AIM
Write out the entries word for word, from the very first line down to and including the line that contains "example-cell-r1c7: 5 — [445, 72, 453, 80]".

################

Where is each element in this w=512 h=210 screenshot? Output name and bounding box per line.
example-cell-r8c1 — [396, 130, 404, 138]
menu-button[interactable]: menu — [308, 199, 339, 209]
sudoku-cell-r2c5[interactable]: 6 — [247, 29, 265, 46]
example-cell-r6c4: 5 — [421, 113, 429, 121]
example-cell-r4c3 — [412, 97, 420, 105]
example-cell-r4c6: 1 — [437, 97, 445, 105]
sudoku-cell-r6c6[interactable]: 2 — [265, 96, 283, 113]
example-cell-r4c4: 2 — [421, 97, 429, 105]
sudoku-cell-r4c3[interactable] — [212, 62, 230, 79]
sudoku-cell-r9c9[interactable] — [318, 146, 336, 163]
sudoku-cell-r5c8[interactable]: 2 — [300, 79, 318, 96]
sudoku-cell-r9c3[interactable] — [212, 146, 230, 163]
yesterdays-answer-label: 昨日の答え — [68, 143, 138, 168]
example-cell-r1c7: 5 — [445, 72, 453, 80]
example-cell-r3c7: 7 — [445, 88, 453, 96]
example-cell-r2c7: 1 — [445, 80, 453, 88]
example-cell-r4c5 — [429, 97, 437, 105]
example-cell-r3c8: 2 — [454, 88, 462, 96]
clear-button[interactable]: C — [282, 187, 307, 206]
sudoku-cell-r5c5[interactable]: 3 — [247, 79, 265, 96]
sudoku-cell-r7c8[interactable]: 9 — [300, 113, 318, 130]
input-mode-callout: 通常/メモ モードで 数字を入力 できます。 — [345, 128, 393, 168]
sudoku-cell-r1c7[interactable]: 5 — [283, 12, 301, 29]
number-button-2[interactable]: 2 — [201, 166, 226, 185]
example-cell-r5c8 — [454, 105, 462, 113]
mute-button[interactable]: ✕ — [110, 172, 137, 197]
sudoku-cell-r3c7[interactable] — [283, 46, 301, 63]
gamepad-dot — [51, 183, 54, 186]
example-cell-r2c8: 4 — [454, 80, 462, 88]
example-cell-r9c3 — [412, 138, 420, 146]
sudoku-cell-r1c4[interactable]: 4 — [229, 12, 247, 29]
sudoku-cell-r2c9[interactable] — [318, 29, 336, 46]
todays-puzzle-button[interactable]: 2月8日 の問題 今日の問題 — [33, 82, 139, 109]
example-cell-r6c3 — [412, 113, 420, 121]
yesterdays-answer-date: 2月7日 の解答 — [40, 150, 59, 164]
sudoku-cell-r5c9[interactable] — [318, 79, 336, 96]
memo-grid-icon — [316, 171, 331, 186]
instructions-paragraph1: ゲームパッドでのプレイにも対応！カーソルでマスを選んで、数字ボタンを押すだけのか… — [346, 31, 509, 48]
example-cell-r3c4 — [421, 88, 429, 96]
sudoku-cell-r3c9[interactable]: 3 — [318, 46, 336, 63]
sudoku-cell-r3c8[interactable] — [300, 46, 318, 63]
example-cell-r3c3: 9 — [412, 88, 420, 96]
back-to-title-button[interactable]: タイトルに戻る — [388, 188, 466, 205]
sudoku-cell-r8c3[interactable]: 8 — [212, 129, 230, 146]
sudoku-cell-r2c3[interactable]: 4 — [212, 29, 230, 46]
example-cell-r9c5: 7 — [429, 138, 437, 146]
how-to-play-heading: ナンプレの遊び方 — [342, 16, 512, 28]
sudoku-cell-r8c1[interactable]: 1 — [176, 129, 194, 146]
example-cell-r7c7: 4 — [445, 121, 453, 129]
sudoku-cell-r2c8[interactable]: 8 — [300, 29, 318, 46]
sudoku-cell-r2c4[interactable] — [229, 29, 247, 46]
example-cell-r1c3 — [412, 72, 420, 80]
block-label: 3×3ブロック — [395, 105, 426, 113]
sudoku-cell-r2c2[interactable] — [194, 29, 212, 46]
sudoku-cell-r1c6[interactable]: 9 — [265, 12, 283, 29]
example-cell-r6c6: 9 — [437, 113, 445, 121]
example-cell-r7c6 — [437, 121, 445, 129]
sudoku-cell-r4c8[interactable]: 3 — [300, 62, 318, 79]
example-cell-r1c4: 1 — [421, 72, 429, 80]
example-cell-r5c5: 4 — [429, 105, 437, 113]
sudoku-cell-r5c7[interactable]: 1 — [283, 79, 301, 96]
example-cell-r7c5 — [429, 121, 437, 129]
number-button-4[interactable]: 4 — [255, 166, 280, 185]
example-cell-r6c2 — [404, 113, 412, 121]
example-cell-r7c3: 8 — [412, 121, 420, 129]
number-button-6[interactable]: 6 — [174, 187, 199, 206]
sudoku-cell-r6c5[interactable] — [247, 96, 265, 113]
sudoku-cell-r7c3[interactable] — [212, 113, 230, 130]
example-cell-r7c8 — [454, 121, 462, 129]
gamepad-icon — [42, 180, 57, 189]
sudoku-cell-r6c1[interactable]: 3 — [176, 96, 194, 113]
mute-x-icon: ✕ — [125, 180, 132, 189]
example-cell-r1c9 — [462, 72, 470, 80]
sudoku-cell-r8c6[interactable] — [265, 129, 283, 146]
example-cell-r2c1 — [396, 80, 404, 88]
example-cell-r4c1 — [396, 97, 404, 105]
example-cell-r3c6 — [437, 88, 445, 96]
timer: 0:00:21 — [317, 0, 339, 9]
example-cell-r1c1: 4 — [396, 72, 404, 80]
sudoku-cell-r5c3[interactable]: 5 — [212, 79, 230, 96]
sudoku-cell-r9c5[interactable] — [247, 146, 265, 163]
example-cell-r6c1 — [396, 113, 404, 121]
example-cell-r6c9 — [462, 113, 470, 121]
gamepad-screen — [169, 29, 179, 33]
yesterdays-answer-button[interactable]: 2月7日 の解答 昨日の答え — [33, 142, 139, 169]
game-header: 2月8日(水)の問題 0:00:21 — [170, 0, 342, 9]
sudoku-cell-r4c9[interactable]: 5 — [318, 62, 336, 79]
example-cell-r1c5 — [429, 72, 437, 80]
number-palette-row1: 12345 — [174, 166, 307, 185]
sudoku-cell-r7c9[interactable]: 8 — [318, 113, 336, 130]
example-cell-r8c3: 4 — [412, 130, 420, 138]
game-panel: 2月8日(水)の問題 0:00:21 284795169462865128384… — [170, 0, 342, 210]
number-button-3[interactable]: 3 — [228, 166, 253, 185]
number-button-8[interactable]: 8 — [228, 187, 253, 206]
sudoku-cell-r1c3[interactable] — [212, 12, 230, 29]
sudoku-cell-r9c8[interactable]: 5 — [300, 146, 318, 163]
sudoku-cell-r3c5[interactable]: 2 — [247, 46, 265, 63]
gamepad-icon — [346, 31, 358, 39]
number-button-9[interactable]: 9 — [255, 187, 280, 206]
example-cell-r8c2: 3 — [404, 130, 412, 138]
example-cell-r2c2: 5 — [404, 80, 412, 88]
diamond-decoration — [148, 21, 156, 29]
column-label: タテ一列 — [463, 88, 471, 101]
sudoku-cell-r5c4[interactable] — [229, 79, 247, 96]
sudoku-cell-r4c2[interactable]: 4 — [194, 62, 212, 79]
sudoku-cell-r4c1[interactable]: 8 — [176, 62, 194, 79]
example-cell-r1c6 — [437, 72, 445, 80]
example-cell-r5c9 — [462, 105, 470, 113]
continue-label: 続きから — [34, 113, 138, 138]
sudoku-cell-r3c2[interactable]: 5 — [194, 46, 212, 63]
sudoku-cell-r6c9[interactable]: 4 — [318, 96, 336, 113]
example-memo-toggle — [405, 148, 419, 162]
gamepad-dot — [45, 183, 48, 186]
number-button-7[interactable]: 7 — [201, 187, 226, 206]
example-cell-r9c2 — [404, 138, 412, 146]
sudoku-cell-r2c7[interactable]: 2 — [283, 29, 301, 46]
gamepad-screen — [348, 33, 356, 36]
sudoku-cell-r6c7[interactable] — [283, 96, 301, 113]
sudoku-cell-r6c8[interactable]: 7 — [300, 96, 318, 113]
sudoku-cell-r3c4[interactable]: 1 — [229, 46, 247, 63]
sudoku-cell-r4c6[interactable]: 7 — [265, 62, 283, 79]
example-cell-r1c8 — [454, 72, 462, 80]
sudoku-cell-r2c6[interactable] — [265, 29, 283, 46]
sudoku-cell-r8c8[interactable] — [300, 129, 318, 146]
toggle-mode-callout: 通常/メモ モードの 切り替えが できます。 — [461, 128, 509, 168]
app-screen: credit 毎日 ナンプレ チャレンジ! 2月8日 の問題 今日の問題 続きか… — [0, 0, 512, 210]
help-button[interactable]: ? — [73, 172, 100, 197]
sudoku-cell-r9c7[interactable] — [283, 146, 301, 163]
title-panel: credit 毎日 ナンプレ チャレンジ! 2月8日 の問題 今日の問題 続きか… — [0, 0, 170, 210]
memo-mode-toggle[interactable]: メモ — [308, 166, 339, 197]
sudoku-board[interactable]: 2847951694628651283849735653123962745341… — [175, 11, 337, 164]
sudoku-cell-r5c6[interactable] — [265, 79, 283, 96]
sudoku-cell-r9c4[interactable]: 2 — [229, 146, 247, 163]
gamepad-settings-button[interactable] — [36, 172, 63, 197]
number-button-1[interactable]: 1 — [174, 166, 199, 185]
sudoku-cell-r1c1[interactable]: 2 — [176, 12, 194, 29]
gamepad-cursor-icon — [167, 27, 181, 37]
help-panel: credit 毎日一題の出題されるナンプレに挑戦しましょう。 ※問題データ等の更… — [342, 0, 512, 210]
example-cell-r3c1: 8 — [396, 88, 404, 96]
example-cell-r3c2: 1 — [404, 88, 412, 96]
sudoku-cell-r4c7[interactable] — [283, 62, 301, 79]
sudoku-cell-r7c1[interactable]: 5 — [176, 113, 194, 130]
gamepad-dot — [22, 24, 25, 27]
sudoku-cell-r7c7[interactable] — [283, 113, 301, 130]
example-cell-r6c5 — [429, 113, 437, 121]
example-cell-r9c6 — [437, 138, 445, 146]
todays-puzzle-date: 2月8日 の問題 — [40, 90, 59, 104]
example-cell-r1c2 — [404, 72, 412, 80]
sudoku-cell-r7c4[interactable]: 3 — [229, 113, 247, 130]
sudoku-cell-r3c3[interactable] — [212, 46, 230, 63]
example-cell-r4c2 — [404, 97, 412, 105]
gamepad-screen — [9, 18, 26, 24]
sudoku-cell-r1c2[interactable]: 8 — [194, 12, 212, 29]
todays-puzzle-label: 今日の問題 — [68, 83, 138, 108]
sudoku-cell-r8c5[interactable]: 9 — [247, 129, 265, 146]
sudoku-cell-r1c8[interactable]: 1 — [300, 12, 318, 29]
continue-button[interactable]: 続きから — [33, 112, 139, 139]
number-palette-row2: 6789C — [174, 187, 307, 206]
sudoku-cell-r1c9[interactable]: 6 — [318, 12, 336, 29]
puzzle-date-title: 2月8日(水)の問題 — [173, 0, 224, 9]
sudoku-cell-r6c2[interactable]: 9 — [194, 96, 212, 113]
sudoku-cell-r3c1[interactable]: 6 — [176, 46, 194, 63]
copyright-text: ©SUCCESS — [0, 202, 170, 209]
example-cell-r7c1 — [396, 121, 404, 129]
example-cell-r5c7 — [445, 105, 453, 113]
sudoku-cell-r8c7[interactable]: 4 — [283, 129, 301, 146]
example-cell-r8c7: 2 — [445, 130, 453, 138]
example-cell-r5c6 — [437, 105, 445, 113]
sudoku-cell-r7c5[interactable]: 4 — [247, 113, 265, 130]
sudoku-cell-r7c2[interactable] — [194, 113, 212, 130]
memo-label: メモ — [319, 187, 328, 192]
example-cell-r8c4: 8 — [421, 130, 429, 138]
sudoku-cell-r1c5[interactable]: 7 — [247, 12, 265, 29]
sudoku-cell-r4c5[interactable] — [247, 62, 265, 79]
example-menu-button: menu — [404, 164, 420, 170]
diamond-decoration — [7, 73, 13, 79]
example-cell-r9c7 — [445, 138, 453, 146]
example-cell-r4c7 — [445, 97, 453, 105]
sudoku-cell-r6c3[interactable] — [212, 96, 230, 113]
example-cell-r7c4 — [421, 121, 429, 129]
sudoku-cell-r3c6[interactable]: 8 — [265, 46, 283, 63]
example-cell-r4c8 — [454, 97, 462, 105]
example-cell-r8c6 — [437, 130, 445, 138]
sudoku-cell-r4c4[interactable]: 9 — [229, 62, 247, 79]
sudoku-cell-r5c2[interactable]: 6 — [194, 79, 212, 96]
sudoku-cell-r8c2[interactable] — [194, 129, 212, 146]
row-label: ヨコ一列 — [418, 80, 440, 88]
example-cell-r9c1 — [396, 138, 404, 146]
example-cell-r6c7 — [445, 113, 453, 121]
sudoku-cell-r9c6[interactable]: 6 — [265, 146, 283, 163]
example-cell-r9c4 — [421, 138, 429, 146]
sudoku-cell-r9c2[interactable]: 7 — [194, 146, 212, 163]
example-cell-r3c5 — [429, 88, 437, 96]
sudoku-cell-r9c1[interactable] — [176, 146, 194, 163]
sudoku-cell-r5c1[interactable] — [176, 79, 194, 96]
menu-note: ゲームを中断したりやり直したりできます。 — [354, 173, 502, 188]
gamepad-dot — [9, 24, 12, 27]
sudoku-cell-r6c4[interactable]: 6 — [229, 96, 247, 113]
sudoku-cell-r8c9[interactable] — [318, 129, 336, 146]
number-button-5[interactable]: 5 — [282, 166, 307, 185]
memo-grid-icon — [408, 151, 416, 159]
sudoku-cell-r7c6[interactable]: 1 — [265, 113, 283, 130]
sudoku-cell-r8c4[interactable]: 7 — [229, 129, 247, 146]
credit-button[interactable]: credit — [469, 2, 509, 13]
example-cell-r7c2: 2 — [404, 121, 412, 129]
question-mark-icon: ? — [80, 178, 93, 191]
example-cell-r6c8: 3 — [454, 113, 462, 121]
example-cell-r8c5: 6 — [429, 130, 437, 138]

################

RESULT BELOW
Where is each element in this w=512 h=210 screenshot? Output name and bounding box per line.
example-cell-r8c1 — [396, 130, 404, 138]
menu-button[interactable]: menu — [308, 199, 339, 209]
sudoku-cell-r2c5[interactable]: 6 — [247, 29, 265, 46]
example-cell-r6c4: 5 — [421, 113, 429, 121]
example-cell-r4c3 — [412, 97, 420, 105]
example-cell-r4c6: 1 — [437, 97, 445, 105]
sudoku-cell-r6c6[interactable]: 2 — [265, 96, 283, 113]
example-cell-r4c4: 2 — [421, 97, 429, 105]
sudoku-cell-r4c3[interactable] — [212, 62, 230, 79]
sudoku-cell-r9c9[interactable] — [318, 146, 336, 163]
sudoku-cell-r5c8[interactable]: 2 — [300, 79, 318, 96]
sudoku-cell-r9c3[interactable] — [212, 146, 230, 163]
yesterdays-answer-label: 昨日の答え — [68, 143, 138, 168]
example-cell-r1c7: 5 — [445, 72, 453, 80]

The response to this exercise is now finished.